→ **What to work on**:
All of the data should be output character for character, except the pictures.

___ Supplied data

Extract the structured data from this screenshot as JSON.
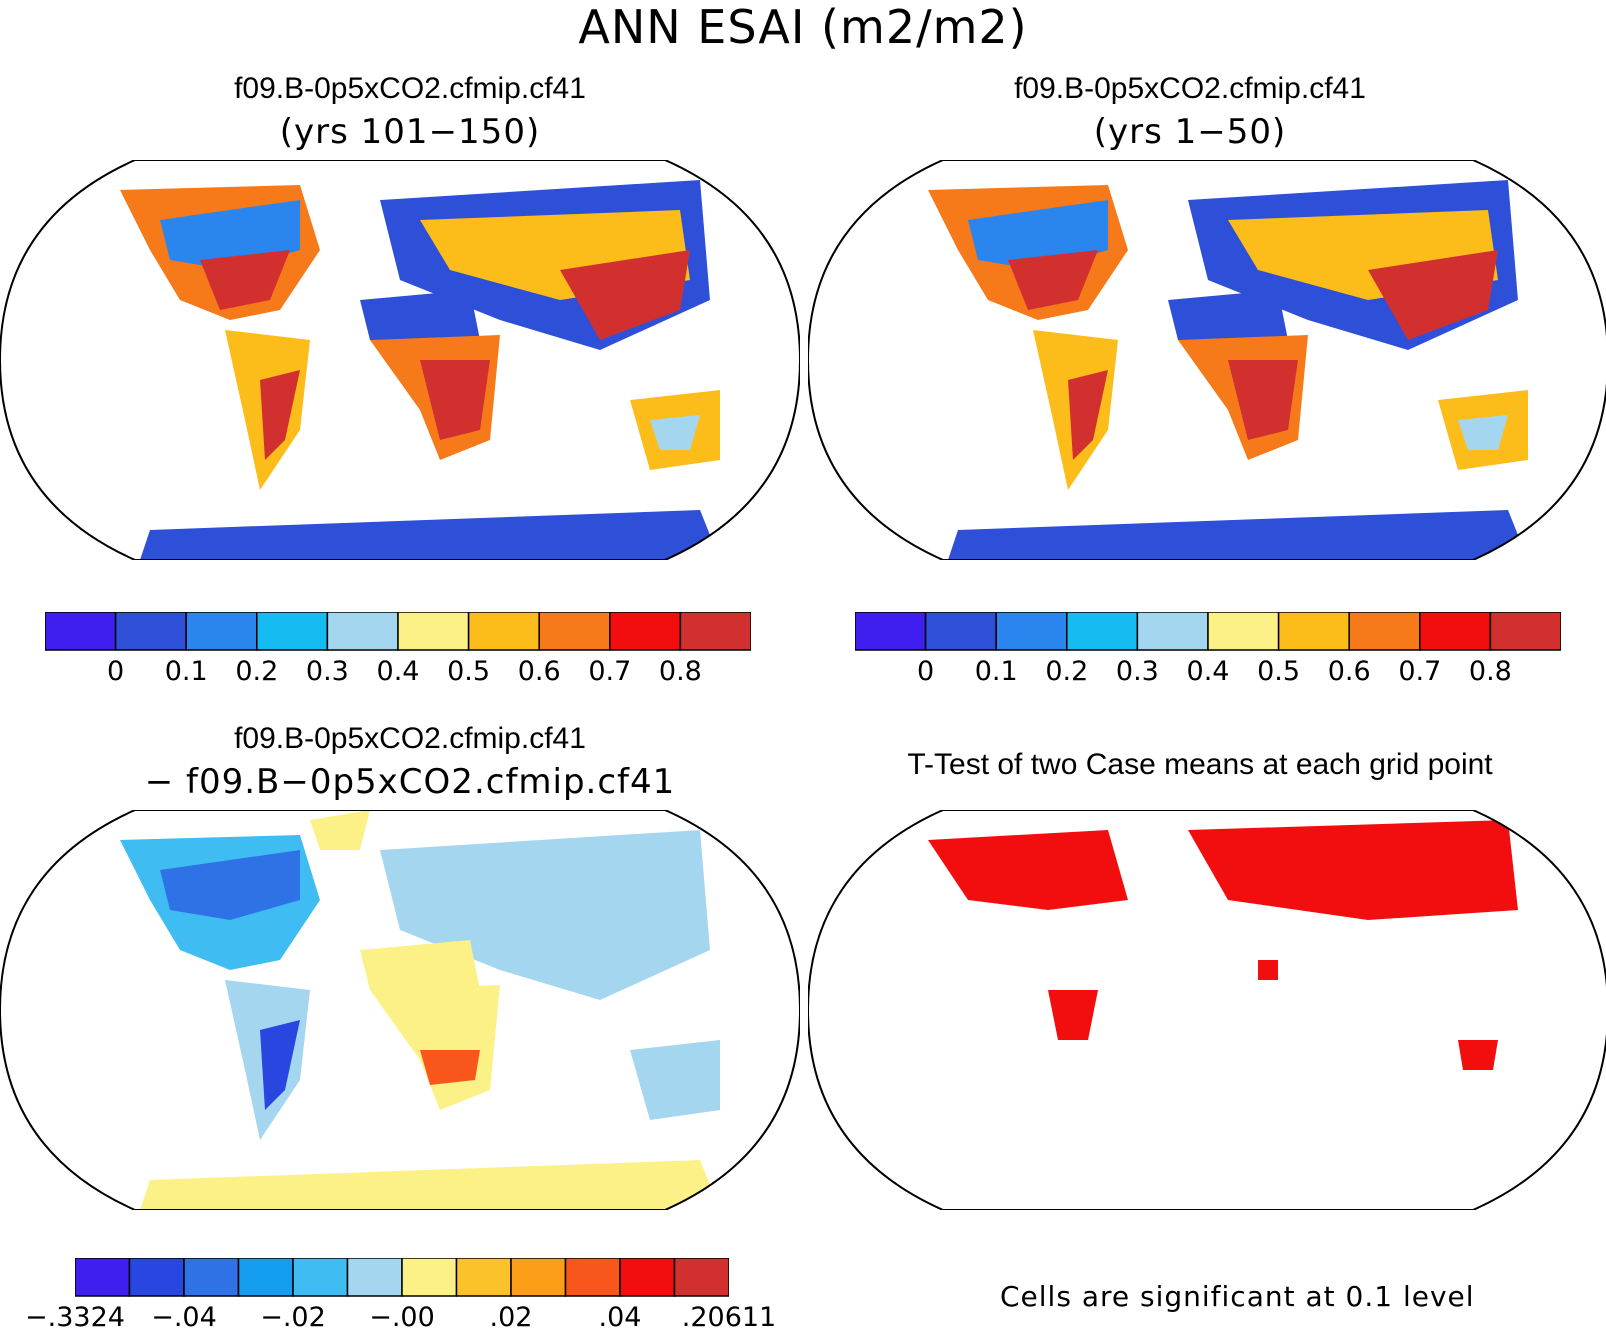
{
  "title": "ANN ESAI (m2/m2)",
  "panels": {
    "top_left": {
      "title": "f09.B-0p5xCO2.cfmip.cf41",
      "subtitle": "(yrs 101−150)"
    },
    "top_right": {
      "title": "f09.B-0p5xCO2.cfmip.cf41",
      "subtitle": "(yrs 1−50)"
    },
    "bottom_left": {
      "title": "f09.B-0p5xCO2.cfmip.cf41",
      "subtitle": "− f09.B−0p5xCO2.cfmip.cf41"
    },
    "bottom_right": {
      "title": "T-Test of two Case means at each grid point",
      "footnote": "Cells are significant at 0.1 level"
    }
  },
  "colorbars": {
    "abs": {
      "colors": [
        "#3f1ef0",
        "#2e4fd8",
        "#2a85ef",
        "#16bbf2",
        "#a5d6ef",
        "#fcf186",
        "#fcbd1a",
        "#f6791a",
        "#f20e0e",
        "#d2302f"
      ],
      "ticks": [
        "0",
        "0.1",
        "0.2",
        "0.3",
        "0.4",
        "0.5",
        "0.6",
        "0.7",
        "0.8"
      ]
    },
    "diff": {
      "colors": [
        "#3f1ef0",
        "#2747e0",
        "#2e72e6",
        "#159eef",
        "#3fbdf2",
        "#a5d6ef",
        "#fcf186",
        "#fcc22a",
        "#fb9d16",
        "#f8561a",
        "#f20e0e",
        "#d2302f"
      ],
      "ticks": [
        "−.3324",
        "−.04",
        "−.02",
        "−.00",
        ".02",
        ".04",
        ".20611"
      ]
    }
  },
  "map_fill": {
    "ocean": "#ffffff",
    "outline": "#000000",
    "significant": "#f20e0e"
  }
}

______

→ **Full response**:
Extract the structured data from this screenshot as JSON.
{
  "title": "ANN ESAI (m2/m2)",
  "panels": {
    "top_left": {
      "title": "f09.B-0p5xCO2.cfmip.cf41",
      "subtitle": "(yrs 101−150)"
    },
    "top_right": {
      "title": "f09.B-0p5xCO2.cfmip.cf41",
      "subtitle": "(yrs 1−50)"
    },
    "bottom_left": {
      "title": "f09.B-0p5xCO2.cfmip.cf41",
      "subtitle": "− f09.B−0p5xCO2.cfmip.cf41"
    },
    "bottom_right": {
      "title": "T-Test of two Case means at each grid point",
      "footnote": "Cells are significant at 0.1 level"
    }
  },
  "colorbars": {
    "abs": {
      "colors": [
        "#3f1ef0",
        "#2e4fd8",
        "#2a85ef",
        "#16bbf2",
        "#a5d6ef",
        "#fcf186",
        "#fcbd1a",
        "#f6791a",
        "#f20e0e",
        "#d2302f"
      ],
      "ticks": [
        "0",
        "0.1",
        "0.2",
        "0.3",
        "0.4",
        "0.5",
        "0.6",
        "0.7",
        "0.8"
      ]
    },
    "diff": {
      "colors": [
        "#3f1ef0",
        "#2747e0",
        "#2e72e6",
        "#159eef",
        "#3fbdf2",
        "#a5d6ef",
        "#fcf186",
        "#fcc22a",
        "#fb9d16",
        "#f8561a",
        "#f20e0e",
        "#d2302f"
      ],
      "ticks": [
        "−.3324",
        "−.04",
        "−.02",
        "−.00",
        ".02",
        ".04",
        ".20611"
      ]
    }
  },
  "map_fill": {
    "ocean": "#ffffff",
    "outline": "#000000",
    "significant": "#f20e0e"
  }
}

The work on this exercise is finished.